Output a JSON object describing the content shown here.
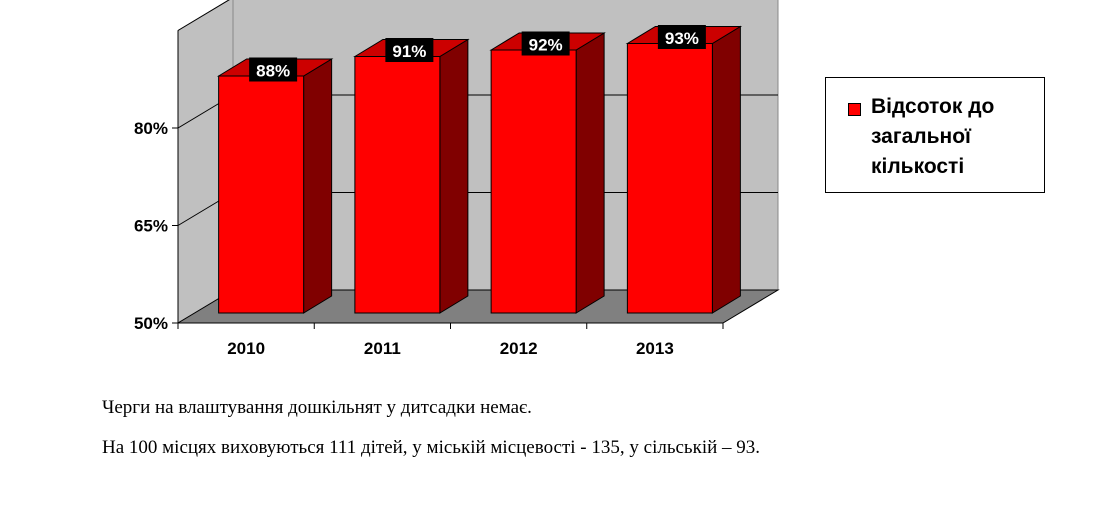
{
  "chart_data": {
    "type": "bar",
    "categories": [
      "2010",
      "2011",
      "2012",
      "2013"
    ],
    "values": [
      88,
      91,
      92,
      93
    ],
    "data_labels": [
      "88%",
      "91%",
      "92%",
      "93%"
    ],
    "ylim": [
      50,
      95
    ],
    "y_ticks": [
      {
        "value": 50,
        "label": "50%"
      },
      {
        "value": 65,
        "label": "65%"
      },
      {
        "value": 80,
        "label": "80%"
      }
    ],
    "series": [
      {
        "name": "Відсоток до загальної кількості",
        "values": [
          88,
          91,
          92,
          93
        ]
      }
    ],
    "legend_position": "right",
    "grid": true,
    "three_d": true,
    "colors": {
      "bar_front": "#ff0000",
      "bar_side": "#800000",
      "bar_top": "#cc0000",
      "wall": "#c0c0c0",
      "floor": "#808080"
    }
  },
  "text": {
    "p1": "Черги на влаштування дошкільнят у дитсадки немає.",
    "p2": "На 100 місцях виховуються  111 дітей, у міській місцевості - 135, у сільській – 93."
  }
}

- - - -

Give every line above again exactly, with no pictures.

THE REPLY:
Output a JSON object describing the content shown here.
{
  "chart_data": {
    "type": "bar",
    "categories": [
      "2010",
      "2011",
      "2012",
      "2013"
    ],
    "values": [
      88,
      91,
      92,
      93
    ],
    "data_labels": [
      "88%",
      "91%",
      "92%",
      "93%"
    ],
    "ylim": [
      50,
      95
    ],
    "y_ticks": [
      {
        "value": 50,
        "label": "50%"
      },
      {
        "value": 65,
        "label": "65%"
      },
      {
        "value": 80,
        "label": "80%"
      }
    ],
    "series": [
      {
        "name": "Відсоток до загальної кількості",
        "values": [
          88,
          91,
          92,
          93
        ]
      }
    ],
    "legend_position": "right",
    "grid": true,
    "three_d": true,
    "colors": {
      "bar_front": "#ff0000",
      "bar_side": "#800000",
      "bar_top": "#cc0000",
      "wall": "#c0c0c0",
      "floor": "#808080"
    }
  },
  "text": {
    "p1": "Черги на влаштування дошкільнят у дитсадки немає.",
    "p2": "На 100 місцях виховуються  111 дітей, у міській місцевості - 135, у сільській – 93."
  }
}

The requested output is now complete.